* WHAT TO PRODUCE
Gather, from the data below, each line in which the word "image" occurs.

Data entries
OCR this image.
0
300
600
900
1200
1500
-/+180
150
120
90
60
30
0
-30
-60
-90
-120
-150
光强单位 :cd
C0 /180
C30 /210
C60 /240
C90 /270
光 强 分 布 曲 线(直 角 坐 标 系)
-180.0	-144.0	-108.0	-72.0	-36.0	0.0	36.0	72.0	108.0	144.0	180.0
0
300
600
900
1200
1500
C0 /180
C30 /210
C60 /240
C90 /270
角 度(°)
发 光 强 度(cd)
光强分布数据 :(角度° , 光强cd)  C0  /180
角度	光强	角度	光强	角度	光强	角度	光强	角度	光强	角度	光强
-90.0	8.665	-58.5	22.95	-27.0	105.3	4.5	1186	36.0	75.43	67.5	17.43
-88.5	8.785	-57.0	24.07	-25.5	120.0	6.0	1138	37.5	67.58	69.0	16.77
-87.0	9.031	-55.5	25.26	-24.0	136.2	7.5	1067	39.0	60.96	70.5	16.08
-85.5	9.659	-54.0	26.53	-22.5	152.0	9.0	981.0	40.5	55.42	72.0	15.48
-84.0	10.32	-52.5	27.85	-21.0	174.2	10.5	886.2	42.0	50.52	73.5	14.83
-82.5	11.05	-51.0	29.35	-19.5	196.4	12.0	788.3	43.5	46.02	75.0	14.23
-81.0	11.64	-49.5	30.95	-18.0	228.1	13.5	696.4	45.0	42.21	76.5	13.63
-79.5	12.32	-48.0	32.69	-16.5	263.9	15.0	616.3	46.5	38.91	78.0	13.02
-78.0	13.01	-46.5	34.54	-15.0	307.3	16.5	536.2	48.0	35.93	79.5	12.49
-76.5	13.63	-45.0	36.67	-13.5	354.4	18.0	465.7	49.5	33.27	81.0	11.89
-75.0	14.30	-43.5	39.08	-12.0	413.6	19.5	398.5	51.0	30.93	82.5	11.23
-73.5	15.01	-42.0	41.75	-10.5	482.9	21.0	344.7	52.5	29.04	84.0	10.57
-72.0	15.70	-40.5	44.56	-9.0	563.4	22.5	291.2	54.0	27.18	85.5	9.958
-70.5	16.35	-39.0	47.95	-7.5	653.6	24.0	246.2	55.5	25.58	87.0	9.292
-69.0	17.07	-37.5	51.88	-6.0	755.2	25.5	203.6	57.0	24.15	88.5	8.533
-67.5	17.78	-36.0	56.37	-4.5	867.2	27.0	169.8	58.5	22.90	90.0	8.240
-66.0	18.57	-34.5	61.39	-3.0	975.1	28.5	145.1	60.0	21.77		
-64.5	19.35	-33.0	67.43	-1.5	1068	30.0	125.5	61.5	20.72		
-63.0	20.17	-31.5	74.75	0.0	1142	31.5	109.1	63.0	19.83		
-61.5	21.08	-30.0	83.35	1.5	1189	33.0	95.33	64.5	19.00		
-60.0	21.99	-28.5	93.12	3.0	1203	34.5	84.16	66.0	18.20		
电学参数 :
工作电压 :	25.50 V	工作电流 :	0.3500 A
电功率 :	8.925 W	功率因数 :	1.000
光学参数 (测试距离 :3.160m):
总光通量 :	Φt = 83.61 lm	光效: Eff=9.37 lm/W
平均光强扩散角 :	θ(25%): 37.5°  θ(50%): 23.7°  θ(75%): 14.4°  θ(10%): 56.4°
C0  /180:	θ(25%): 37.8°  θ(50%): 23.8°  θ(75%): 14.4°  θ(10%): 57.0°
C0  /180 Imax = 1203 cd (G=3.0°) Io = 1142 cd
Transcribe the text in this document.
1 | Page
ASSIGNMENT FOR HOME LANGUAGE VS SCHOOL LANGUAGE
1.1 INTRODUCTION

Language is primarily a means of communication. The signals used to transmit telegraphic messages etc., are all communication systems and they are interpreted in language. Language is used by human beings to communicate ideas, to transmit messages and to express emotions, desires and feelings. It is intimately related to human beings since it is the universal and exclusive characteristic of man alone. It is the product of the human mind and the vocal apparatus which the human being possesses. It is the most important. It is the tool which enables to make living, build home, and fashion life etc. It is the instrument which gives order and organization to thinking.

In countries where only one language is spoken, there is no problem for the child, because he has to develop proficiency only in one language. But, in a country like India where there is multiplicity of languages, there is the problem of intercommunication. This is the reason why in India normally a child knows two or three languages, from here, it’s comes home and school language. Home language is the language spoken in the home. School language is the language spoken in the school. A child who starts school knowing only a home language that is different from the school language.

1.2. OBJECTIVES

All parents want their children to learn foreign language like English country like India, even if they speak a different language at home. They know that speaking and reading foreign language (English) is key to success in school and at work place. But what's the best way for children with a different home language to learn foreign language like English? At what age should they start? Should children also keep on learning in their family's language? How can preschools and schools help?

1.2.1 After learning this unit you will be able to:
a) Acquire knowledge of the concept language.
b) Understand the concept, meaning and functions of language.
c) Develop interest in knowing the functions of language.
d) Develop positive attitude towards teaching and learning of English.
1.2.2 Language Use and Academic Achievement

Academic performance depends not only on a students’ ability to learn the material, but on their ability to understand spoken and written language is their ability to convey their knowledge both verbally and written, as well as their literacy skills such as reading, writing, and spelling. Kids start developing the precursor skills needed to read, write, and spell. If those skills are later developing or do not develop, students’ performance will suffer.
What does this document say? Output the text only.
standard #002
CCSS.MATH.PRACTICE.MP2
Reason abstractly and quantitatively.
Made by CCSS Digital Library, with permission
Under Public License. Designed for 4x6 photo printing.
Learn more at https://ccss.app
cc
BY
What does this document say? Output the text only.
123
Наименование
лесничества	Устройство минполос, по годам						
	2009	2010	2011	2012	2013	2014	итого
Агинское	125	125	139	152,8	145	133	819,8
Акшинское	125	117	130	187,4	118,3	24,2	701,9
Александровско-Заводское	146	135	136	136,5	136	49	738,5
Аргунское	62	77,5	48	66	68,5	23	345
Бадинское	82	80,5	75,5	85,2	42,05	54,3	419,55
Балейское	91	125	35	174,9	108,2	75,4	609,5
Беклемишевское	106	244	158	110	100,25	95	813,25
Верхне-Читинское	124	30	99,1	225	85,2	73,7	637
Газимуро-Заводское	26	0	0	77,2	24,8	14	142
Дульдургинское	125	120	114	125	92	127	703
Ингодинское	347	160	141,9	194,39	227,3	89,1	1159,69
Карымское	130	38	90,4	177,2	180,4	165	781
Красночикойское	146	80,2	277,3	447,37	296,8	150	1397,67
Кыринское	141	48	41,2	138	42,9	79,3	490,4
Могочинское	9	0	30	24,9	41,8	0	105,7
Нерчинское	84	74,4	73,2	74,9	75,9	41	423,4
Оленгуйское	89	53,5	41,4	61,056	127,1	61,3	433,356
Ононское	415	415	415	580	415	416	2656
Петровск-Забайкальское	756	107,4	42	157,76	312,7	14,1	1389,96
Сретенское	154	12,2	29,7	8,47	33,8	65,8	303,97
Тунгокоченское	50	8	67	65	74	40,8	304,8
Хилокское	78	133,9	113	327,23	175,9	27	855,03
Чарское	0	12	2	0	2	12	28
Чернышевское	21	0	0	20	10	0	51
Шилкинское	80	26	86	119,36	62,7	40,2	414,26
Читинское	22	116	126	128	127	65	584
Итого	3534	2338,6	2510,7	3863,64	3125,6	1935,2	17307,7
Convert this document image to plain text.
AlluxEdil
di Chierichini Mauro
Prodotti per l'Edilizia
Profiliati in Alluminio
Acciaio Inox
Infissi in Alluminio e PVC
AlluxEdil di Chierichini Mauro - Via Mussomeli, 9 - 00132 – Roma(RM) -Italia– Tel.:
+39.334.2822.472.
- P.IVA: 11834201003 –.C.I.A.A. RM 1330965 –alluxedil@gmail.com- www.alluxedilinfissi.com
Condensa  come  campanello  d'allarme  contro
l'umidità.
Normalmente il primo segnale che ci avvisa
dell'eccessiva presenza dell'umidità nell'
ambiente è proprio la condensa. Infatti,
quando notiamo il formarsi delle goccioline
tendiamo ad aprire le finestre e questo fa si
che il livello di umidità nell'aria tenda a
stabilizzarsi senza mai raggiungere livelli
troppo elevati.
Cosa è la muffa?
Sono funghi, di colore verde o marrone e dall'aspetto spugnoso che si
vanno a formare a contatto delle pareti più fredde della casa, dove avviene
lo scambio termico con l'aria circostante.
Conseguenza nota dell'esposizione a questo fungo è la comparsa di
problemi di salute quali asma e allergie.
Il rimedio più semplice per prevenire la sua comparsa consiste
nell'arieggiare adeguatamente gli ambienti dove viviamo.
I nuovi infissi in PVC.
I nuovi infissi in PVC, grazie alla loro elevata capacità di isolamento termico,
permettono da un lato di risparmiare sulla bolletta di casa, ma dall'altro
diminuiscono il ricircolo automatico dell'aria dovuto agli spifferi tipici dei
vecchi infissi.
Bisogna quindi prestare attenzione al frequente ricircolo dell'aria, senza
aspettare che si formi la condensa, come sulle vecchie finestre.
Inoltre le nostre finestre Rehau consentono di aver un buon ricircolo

* SOLUTION FOR THIS PROBLEM
OCR this image.
Convert this document image to plain text.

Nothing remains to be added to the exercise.